[Extracts from a graphics dataset]
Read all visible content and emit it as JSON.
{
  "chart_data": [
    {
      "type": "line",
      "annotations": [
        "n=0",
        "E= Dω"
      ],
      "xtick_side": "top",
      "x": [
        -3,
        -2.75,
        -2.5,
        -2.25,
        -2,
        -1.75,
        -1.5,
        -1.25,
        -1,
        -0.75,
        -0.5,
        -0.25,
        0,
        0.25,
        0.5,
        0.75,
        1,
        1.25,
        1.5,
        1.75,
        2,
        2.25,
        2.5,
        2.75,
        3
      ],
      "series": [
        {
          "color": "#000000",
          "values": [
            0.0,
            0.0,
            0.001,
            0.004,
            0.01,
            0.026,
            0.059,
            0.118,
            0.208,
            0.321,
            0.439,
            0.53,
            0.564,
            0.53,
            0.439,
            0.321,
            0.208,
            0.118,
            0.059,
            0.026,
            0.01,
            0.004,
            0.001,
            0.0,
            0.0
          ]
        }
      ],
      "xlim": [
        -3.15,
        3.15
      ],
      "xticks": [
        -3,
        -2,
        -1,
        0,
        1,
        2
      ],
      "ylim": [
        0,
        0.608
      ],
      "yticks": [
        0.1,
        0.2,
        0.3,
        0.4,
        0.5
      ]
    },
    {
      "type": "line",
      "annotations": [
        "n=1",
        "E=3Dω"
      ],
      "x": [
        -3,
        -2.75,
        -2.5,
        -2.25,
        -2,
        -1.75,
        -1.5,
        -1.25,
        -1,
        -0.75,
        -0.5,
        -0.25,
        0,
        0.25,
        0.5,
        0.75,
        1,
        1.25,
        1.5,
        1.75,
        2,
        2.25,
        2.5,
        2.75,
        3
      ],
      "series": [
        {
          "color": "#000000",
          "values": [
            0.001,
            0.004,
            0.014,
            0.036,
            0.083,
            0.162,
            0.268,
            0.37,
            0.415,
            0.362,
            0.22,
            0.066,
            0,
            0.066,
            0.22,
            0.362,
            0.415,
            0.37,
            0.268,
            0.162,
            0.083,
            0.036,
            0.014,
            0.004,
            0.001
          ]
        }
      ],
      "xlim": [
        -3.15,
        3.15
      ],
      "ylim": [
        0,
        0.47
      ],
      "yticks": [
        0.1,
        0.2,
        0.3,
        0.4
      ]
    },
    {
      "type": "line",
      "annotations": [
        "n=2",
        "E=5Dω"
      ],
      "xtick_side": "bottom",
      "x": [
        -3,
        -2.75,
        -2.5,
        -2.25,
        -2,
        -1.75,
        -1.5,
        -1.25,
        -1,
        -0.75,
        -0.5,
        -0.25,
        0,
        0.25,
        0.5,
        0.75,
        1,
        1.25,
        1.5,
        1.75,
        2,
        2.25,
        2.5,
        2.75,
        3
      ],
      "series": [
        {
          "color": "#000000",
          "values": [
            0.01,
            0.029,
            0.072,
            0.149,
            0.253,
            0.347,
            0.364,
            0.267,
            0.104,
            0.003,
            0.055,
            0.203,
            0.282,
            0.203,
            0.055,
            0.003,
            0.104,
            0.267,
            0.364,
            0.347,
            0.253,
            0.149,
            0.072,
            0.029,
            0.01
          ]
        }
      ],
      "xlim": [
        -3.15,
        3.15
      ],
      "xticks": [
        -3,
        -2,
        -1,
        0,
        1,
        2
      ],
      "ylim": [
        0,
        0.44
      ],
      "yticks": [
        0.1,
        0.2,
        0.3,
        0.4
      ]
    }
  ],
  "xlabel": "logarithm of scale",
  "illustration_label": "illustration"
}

» Exercise requirements: Transcribe every entry exactly.

» Solution for this exercise:
Read all visible content and emit it as JSON.
{
  "chart_data": [
    {
      "type": "line",
      "annotations": [
        "n=0",
        "E= Dω"
      ],
      "xtick_side": "top",
      "x": [
        -3,
        -2.75,
        -2.5,
        -2.25,
        -2,
        -1.75,
        -1.5,
        -1.25,
        -1,
        -0.75,
        -0.5,
        -0.25,
        0,
        0.25,
        0.5,
        0.75,
        1,
        1.25,
        1.5,
        1.75,
        2,
        2.25,
        2.5,
        2.75,
        3
      ],
      "series": [
        {
          "color": "#000000",
          "values": [
            0.0,
            0.0,
            0.001,
            0.004,
            0.01,
            0.026,
            0.059,
            0.118,
            0.208,
            0.321,
            0.439,
            0.53,
            0.564,
            0.53,
            0.439,
            0.321,
            0.208,
            0.118,
            0.059,
            0.026,
            0.01,
            0.004,
            0.001,
            0.0,
            0.0
          ]
        }
      ],
      "xlim": [
        -3.15,
        3.15
      ],
      "xticks": [
        -3,
        -2,
        -1,
        0,
        1,
        2
      ],
      "ylim": [
        0,
        0.608
      ],
      "yticks": [
        0.1,
        0.2,
        0.3,
        0.4,
        0.5
      ]
    },
    {
      "type": "line",
      "annotations": [
        "n=1",
        "E=3Dω"
      ],
      "x": [
        -3,
        -2.75,
        -2.5,
        -2.25,
        -2,
        -1.75,
        -1.5,
        -1.25,
        -1,
        -0.75,
        -0.5,
        -0.25,
        0,
        0.25,
        0.5,
        0.75,
        1,
        1.25,
        1.5,
        1.75,
        2,
        2.25,
        2.5,
        2.75,
        3
      ],
      "series": [
        {
          "color": "#000000",
          "values": [
            0.001,
            0.004,
            0.014,
            0.036,
            0.083,
            0.162,
            0.268,
            0.37,
            0.415,
            0.362,
            0.22,
            0.066,
            0,
            0.066,
            0.22,
            0.362,
            0.415,
            0.37,
            0.268,
            0.162,
            0.083,
            0.036,
            0.014,
            0.004,
            0.001
          ]
        }
      ],
      "xlim": [
        -3.15,
        3.15
      ],
      "ylim": [
        0,
        0.47
      ],
      "yticks": [
        0.1,
        0.2,
        0.3,
        0.4
      ]
    },
    {
      "type": "line",
      "annotations": [
        "n=2",
        "E=5Dω"
      ],
      "xtick_side": "bottom",
      "x": [
        -3,
        -2.75,
        -2.5,
        -2.25,
        -2,
        -1.75,
        -1.5,
        -1.25,
        -1,
        -0.75,
        -0.5,
        -0.25,
        0,
        0.25,
        0.5,
        0.75,
        1,
        1.25,
        1.5,
        1.75,
        2,
        2.25,
        2.5,
        2.75,
        3
      ],
      "series": [
        {
          "color": "#000000",
          "values": [
            0.01,
            0.029,
            0.072,
            0.149,
            0.253,
            0.347,
            0.364,
            0.267,
            0.104,
            0.003,
            0.055,
            0.203,
            0.282,
            0.203,
            0.055,
            0.003,
            0.104,
            0.267,
            0.364,
            0.347,
            0.253,
            0.149,
            0.072,
            0.029,
            0.01
          ]
        }
      ],
      "xlim": [
        -3.15,
        3.15
      ],
      "xticks": [
        -3,
        -2,
        -1,
        0,
        1,
        2
      ],
      "ylim": [
        0,
        0.44
      ],
      "yticks": [
        0.1,
        0.2,
        0.3,
        0.4
      ]
    }
  ],
  "xlabel": "logarithm of scale",
  "illustration_label": "illustration"
}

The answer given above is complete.